* BEGIN DATASET ENTRIES *

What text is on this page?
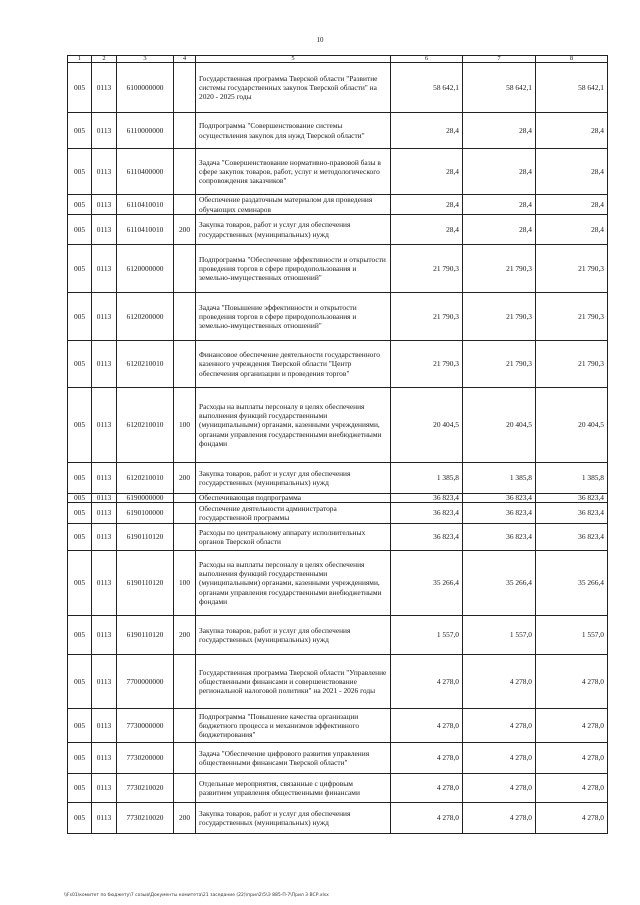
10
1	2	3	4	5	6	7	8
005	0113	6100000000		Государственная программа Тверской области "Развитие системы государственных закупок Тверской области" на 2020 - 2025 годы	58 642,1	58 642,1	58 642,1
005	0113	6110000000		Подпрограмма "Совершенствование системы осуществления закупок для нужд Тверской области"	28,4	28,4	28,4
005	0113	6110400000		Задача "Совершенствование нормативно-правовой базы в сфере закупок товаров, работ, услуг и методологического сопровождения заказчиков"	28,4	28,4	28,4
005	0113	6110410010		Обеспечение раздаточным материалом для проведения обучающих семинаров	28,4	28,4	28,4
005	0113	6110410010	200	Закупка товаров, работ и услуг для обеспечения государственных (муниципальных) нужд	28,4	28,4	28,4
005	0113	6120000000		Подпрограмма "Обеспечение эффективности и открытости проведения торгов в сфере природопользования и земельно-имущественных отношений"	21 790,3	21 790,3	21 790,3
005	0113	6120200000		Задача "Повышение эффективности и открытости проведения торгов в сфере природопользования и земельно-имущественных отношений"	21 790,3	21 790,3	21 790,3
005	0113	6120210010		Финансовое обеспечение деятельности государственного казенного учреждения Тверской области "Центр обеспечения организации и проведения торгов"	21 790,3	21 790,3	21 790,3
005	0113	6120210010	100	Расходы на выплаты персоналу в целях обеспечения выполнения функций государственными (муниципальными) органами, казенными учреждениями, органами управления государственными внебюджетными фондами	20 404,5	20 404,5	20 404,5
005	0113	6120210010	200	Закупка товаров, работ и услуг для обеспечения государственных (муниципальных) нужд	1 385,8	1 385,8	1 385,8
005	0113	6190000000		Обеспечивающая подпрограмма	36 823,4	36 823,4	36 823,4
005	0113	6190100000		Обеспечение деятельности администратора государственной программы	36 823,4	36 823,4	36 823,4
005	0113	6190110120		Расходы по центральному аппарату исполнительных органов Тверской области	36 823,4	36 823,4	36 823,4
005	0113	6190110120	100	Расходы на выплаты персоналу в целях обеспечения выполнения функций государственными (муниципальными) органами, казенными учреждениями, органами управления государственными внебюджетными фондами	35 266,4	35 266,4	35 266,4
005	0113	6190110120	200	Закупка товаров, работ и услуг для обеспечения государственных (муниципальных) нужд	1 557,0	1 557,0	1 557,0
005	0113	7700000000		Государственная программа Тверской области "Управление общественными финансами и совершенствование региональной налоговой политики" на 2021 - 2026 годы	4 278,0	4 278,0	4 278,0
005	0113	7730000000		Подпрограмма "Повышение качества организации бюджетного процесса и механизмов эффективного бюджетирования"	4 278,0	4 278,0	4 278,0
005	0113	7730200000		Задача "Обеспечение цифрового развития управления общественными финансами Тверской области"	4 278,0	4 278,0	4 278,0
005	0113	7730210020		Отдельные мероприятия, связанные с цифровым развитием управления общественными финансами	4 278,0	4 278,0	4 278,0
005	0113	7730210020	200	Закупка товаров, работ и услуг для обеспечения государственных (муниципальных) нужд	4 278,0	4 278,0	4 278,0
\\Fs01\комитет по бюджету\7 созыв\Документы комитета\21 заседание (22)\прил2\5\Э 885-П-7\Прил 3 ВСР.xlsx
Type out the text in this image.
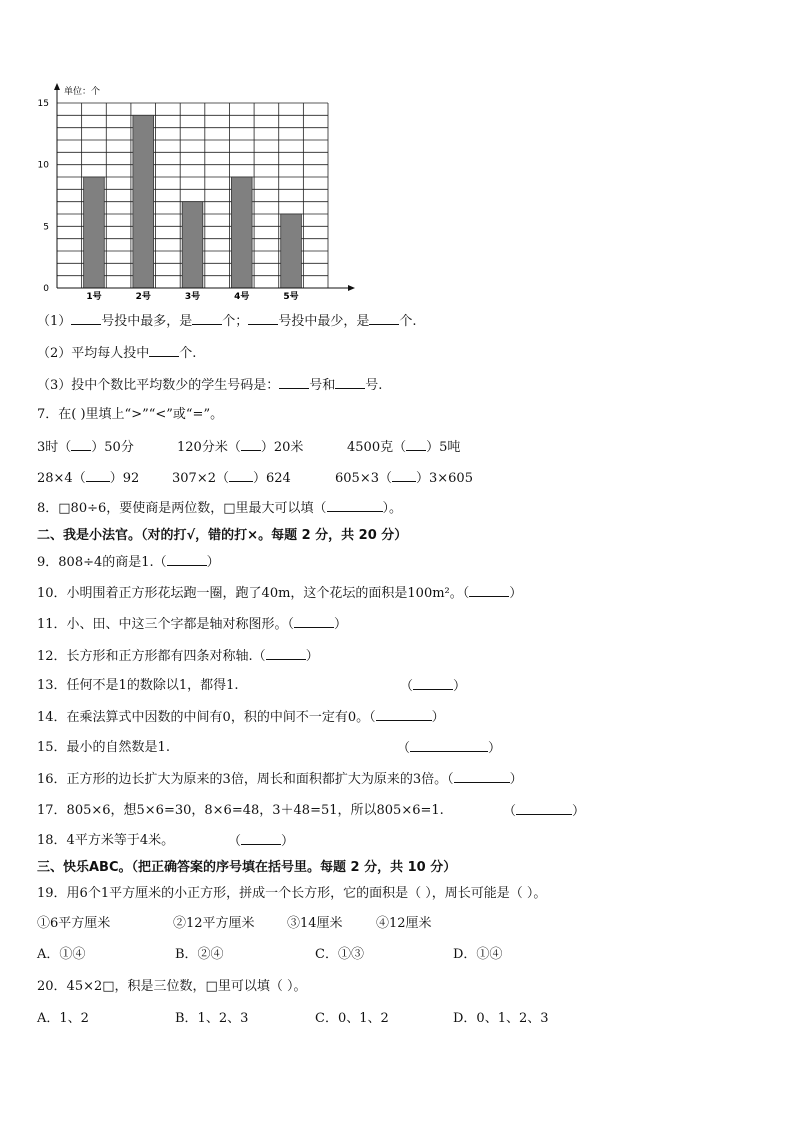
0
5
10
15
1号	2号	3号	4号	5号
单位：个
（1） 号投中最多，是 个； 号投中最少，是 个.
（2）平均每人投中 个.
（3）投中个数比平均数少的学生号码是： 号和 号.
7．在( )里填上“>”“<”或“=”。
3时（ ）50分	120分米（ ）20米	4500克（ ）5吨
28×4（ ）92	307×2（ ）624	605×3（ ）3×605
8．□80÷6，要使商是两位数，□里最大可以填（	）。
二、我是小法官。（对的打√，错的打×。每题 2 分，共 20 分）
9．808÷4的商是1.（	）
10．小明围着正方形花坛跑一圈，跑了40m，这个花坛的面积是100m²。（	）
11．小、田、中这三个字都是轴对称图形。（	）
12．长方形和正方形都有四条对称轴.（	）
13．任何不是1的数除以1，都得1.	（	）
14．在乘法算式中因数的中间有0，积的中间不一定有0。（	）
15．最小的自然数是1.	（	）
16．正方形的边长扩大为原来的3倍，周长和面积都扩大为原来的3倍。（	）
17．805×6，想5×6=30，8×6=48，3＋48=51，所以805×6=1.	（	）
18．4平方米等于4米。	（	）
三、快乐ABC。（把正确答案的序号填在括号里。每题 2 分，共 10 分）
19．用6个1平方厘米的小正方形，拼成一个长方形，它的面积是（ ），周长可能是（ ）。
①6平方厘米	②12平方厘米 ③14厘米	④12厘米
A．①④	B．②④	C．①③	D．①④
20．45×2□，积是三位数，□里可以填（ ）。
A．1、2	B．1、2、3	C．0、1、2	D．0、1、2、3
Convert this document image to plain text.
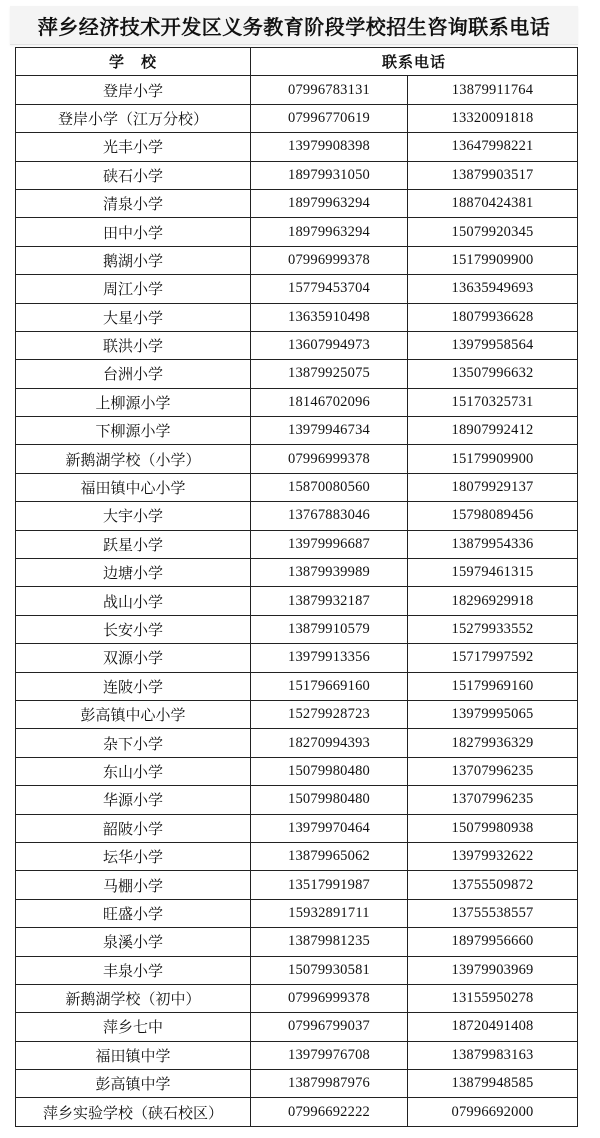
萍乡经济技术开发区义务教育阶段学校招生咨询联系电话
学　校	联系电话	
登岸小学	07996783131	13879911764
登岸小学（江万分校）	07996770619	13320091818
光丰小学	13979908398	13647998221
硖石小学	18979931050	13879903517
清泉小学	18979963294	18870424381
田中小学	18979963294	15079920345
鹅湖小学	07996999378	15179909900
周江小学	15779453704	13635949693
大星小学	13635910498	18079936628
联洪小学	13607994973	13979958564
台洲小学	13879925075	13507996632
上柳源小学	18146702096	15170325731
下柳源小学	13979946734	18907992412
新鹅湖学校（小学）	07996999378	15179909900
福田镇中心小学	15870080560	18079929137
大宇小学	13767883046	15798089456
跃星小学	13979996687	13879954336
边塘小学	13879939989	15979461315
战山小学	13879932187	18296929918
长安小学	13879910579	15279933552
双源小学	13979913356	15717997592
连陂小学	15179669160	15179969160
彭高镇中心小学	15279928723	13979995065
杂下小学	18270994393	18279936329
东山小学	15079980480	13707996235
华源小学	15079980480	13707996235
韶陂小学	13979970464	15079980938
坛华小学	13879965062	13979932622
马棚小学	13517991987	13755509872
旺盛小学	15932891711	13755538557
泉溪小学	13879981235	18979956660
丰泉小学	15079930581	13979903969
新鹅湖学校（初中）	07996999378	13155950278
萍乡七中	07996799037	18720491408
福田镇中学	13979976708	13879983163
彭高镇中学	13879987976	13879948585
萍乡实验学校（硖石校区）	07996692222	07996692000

* END DATASET ENTRIES *

PROBLEM DETAILS -> Nothing but the lines from the line containing "Convert this document image to plain text." through the last line of the material may be output, and they must be copied exactly, without pictures.

THE COMPLETED TASK ->
Convert this document image to plain text.
萍乡经济技术开发区义务教育阶段学校招生咨询联系电话
学　校	联系电话	
登岸小学	07996783131	13879911764
登岸小学（江万分校）	07996770619	13320091818
光丰小学	13979908398	13647998221
硖石小学	18979931050	13879903517
清泉小学	18979963294	18870424381
田中小学	18979963294	15079920345
鹅湖小学	07996999378	15179909900
周江小学	15779453704	13635949693
大星小学	13635910498	18079936628
联洪小学	13607994973	13979958564
台洲小学	13879925075	13507996632
上柳源小学	18146702096	15170325731
下柳源小学	13979946734	18907992412
新鹅湖学校（小学）	07996999378	15179909900
福田镇中心小学	15870080560	18079929137
大宇小学	13767883046	15798089456
跃星小学	13979996687	13879954336
边塘小学	13879939989	15979461315
战山小学	13879932187	18296929918
长安小学	13879910579	15279933552
双源小学	13979913356	15717997592
连陂小学	15179669160	15179969160
彭高镇中心小学	15279928723	13979995065
杂下小学	18270994393	18279936329
东山小学	15079980480	13707996235
华源小学	15079980480	13707996235
韶陂小学	13979970464	15079980938
坛华小学	13879965062	13979932622
马棚小学	13517991987	13755509872
旺盛小学	15932891711	13755538557
泉溪小学	13879981235	18979956660
丰泉小学	15079930581	13979903969
新鹅湖学校（初中）	07996999378	13155950278
萍乡七中	07996799037	18720491408
福田镇中学	13979976708	13879983163
彭高镇中学	13879987976	13879948585
萍乡实验学校（硖石校区）	07996692222	07996692000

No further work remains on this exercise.